PROBLEMS:
(1) Decide whether each statement, (a) to (c), agrees with the passage on church unity. For each, answer yes or no and quote the deciding words of the passage. (a) The passage says the fragmentation of the church extends even to local congregations. (b) The passage holds that Christ wants unity by conformity, with everyone worshipping and behaving in the same way. (c) The passage calls the family one of the most valuable images of the church in the New Testament.
(2) Carry on the passage on church unity from its final sentence onward.

PASSAGE:
* START *

When one considers the unity of the Christian Church, the
truth which surfaces is that the Church is very much
fragmented. There are churches and denominations of all
sorts, often without dialogue with each other. This is true
even in local congregations. And yet we hear Christ
praying for unity of the church, of all who are God's
Now what kind of unity does Christ want us to have? Is it a
great organizational unity, one worldwide church under one
head? Is it unity by conformity, that is, an approach to the
church which would make everyone alike, worshipping,
behaving all in the same way? Surely not. The answer is
that Christ wants us to have a unity, in the way that He was
one with His Father. Jesus speaks of it in these terms:
"that all of them may be one, Father, just as you are in me
and I am in you.". "That all of them may be one". This
means that the Church or believers are to have a spiritual
unity of oneness. Our oneness comes from the fact that
we have a common Lord. We have all been saved by
God's marvelous grace.
And here we are helped by the various pictures or images
used of the church throughout the New Testament. One of
the most valuable images is that of the family. Christians
belong to the family of God. We are spiritually brothers
and sisters in Christ. There is a love bond between us.

* END *

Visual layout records
* START *

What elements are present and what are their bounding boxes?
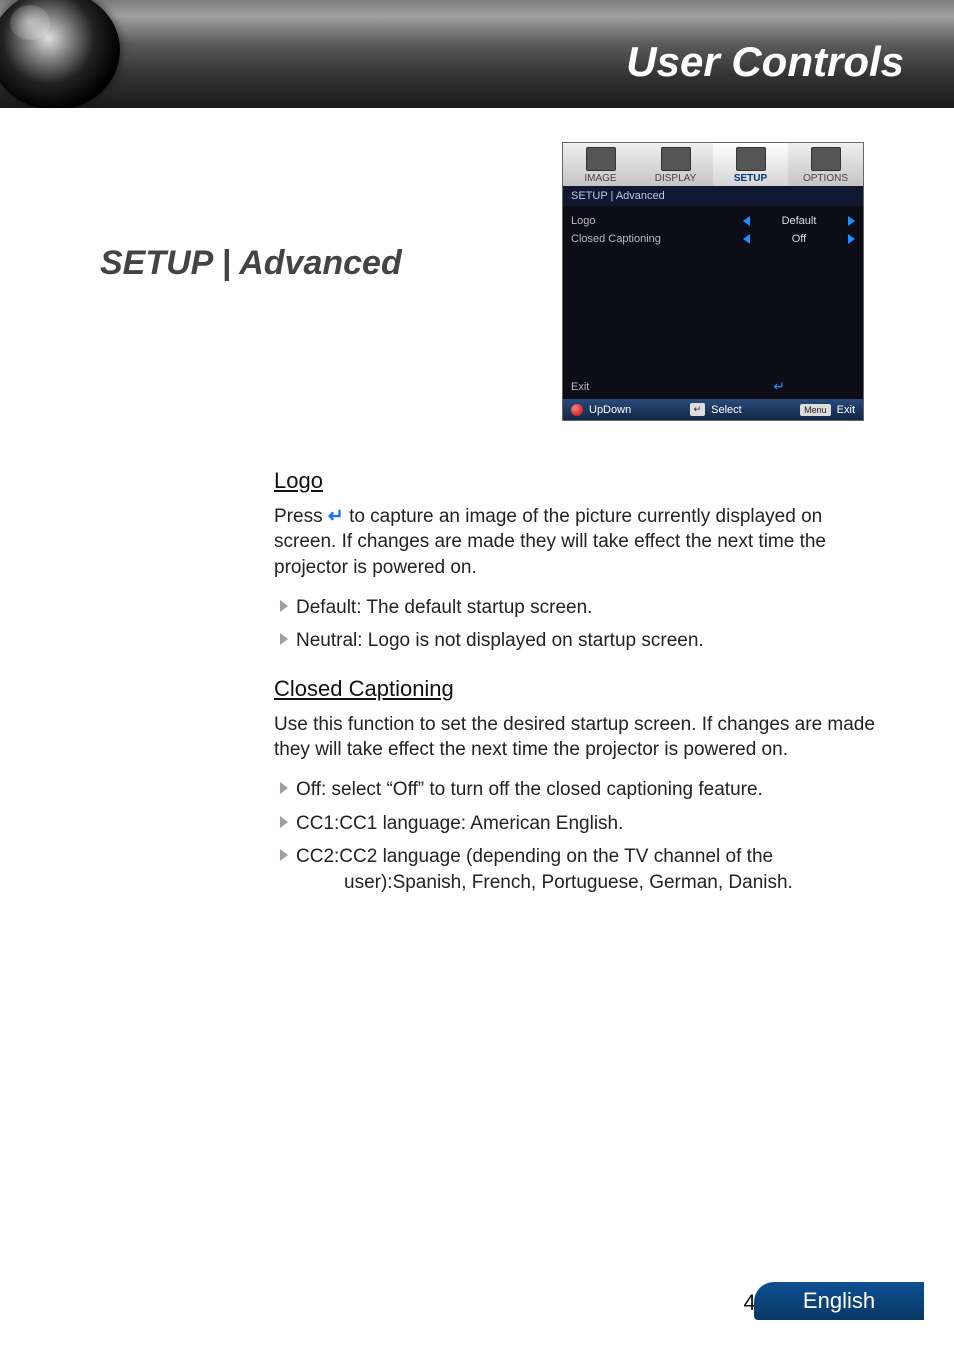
osd-tab-label: SETUP xyxy=(734,173,767,184)
osd-footer-exit: Exit xyxy=(837,404,855,416)
bullet-text: CC1:CC1 language: American English. xyxy=(296,811,623,837)
list-item: Default: The default startup screen. xyxy=(280,595,880,621)
red-dot-icon xyxy=(571,404,583,416)
osd-row-closed-captioning[interactable]: Closed Captioning Off xyxy=(569,230,857,248)
bullet-icon xyxy=(280,600,288,612)
page-footer: 47 English xyxy=(0,1280,954,1320)
osd-body: Logo Default Closed Captioning Off xyxy=(563,206,863,372)
enter-key-icon: ↵ xyxy=(690,403,706,416)
osd-row-label: Closed Captioning xyxy=(571,233,743,245)
display-icon xyxy=(661,147,691,171)
osd-footer: UpDown ↵ Select Menu Exit xyxy=(563,399,863,420)
options-icon xyxy=(811,147,841,171)
bullet-icon xyxy=(280,816,288,828)
osd-footer-updown: UpDown xyxy=(589,404,631,416)
osd-footer-select: Select xyxy=(711,404,742,416)
section-heading: SETUP | Advanced xyxy=(100,244,402,283)
osd-row-value: Default xyxy=(754,215,844,227)
header-band: User Controls xyxy=(0,0,954,108)
osd-row-value: Off xyxy=(754,233,844,245)
osd-menu: IMAGE DISPLAY SETUP OPTIONS SETUP | Adva… xyxy=(562,142,864,421)
osd-row-label: Logo xyxy=(571,215,743,227)
osd-tab-display[interactable]: DISPLAY xyxy=(638,143,713,186)
arrow-left-icon[interactable] xyxy=(743,234,750,244)
osd-tab-image[interactable]: IMAGE xyxy=(563,143,638,186)
bullet-icon xyxy=(280,633,288,645)
list-item: Off: select “Off” to turn off the closed… xyxy=(280,777,880,803)
bullet-text: Off: select “Off” to turn off the closed… xyxy=(296,777,763,803)
menu-key-icon: Menu xyxy=(800,404,831,416)
camera-lens-graphic xyxy=(0,0,120,108)
enter-inline-icon: ↵ xyxy=(328,506,344,527)
arrow-right-icon[interactable] xyxy=(848,216,855,226)
list-item: CC1:CC1 language: American English. xyxy=(280,811,880,837)
image-icon xyxy=(586,147,616,171)
cc2-line2: user):Spanish, French, Portuguese, Germa… xyxy=(344,870,793,896)
bullet-text: Neutral: Logo is not displayed on startu… xyxy=(296,628,704,654)
logo-para-pre: Press xyxy=(274,506,328,527)
osd-tab-label: IMAGE xyxy=(584,173,616,184)
bullet-text: CC2:CC2 language (depending on the TV ch… xyxy=(296,844,793,895)
list-item: Neutral: Logo is not displayed on startu… xyxy=(280,628,880,654)
osd-row-logo[interactable]: Logo Default xyxy=(569,212,857,230)
osd-tab-options[interactable]: OPTIONS xyxy=(788,143,863,186)
enter-icon: ↵ xyxy=(773,378,785,395)
footer-language-bar: English xyxy=(754,1282,924,1320)
arrow-right-icon[interactable] xyxy=(848,234,855,244)
cc2-line1: CC2:CC2 language (depending on the TV ch… xyxy=(296,846,773,867)
bullet-icon xyxy=(280,849,288,861)
cc-paragraph: Use this function to set the desired sta… xyxy=(274,712,880,763)
subhead-closed-captioning: Closed Captioning xyxy=(274,674,880,704)
logo-paragraph: Press ↵ to capture an image of the pictu… xyxy=(274,504,880,581)
arrow-left-icon[interactable] xyxy=(743,216,750,226)
osd-tab-setup[interactable]: SETUP xyxy=(713,143,788,186)
setup-icon xyxy=(736,147,766,171)
bullet-text: Default: The default startup screen. xyxy=(296,595,592,621)
osd-exit-label: Exit xyxy=(571,381,589,393)
bullet-icon xyxy=(280,782,288,794)
osd-exit-row[interactable]: Exit ↵ xyxy=(563,372,863,399)
list-item: CC2:CC2 language (depending on the TV ch… xyxy=(280,844,880,895)
osd-tab-label: DISPLAY xyxy=(655,173,697,184)
subhead-logo: Logo xyxy=(274,466,880,496)
page-title: User Controls xyxy=(626,38,904,86)
osd-tabs: IMAGE DISPLAY SETUP OPTIONS xyxy=(563,143,863,186)
osd-breadcrumb: SETUP | Advanced xyxy=(563,186,863,206)
content: Logo Press ↵ to capture an image of the … xyxy=(260,462,880,903)
osd-tab-label: OPTIONS xyxy=(803,173,848,184)
logo-para-post: to capture an image of the picture curre… xyxy=(274,506,826,578)
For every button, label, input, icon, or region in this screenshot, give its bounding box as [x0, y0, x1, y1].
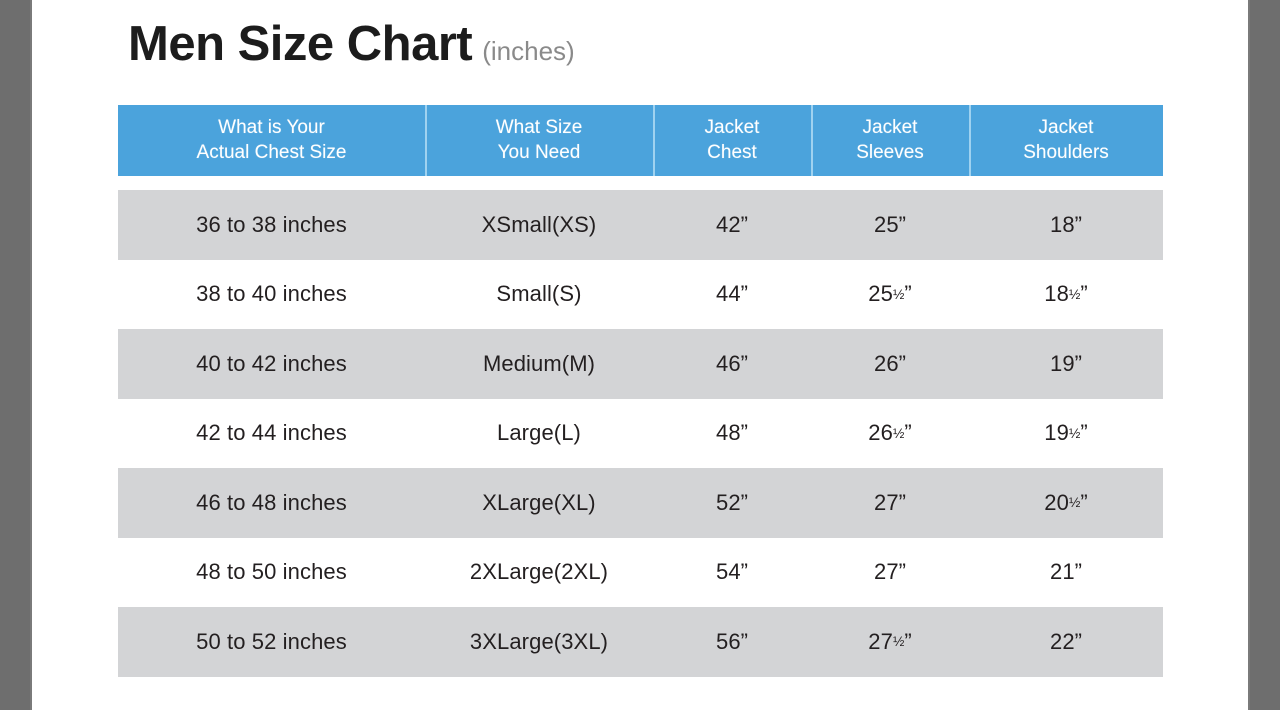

* END *

ANSWERS TO THE PROBLEMS:
(1)
(a) Yes: "This is true even in local congregations."
(b) No: "Surely not."
(c) Yes: "One of the most valuable images is that of the family."

(2)
Salvation is explained in the verses that use the term
"family", as God having spiritual children, who are therefore
made members of His spiritual family through His choice
and not through their own. As John in his gospel writes:
"They did not become God's childrne by natural means,
that is, by being born as the children of a human father;
God Himself was the Father." There is a tendency in the
world to talk about all men and women as brothers and
sisters, and while this is true in a certain sociological sense,
it is nevertheless not what the Bible is speaking of, when it
refers to Christian brotherhood. This is something that God
has intervened to establish among those whom He has
brought to Himself.
Becase God has chosen us, and is our Father, there are
several consequences. If the family to which we belong
has been established by God, then we have no choice as to
who will be in it or whether or not we will be his or her sister
or brother. On the contrary, the relationship simply exists,
and we must accept other believers, because they are
God's children, and therefore they and we are brothers and
sisters in Christ. We do not choose them. We accept
them, and we treat them as brothers and sisters as they
are, in the Lord. On the congregational level, as in
Parkwood, this means that we are to celebrate the gift of
others that God has given to us. We are not to make
distinctions of class, or race, or position, talent, or wealth.
Rather, we are to accept them as gifts given to us by God,
and surround them with our love, care, encouragement
and practical help.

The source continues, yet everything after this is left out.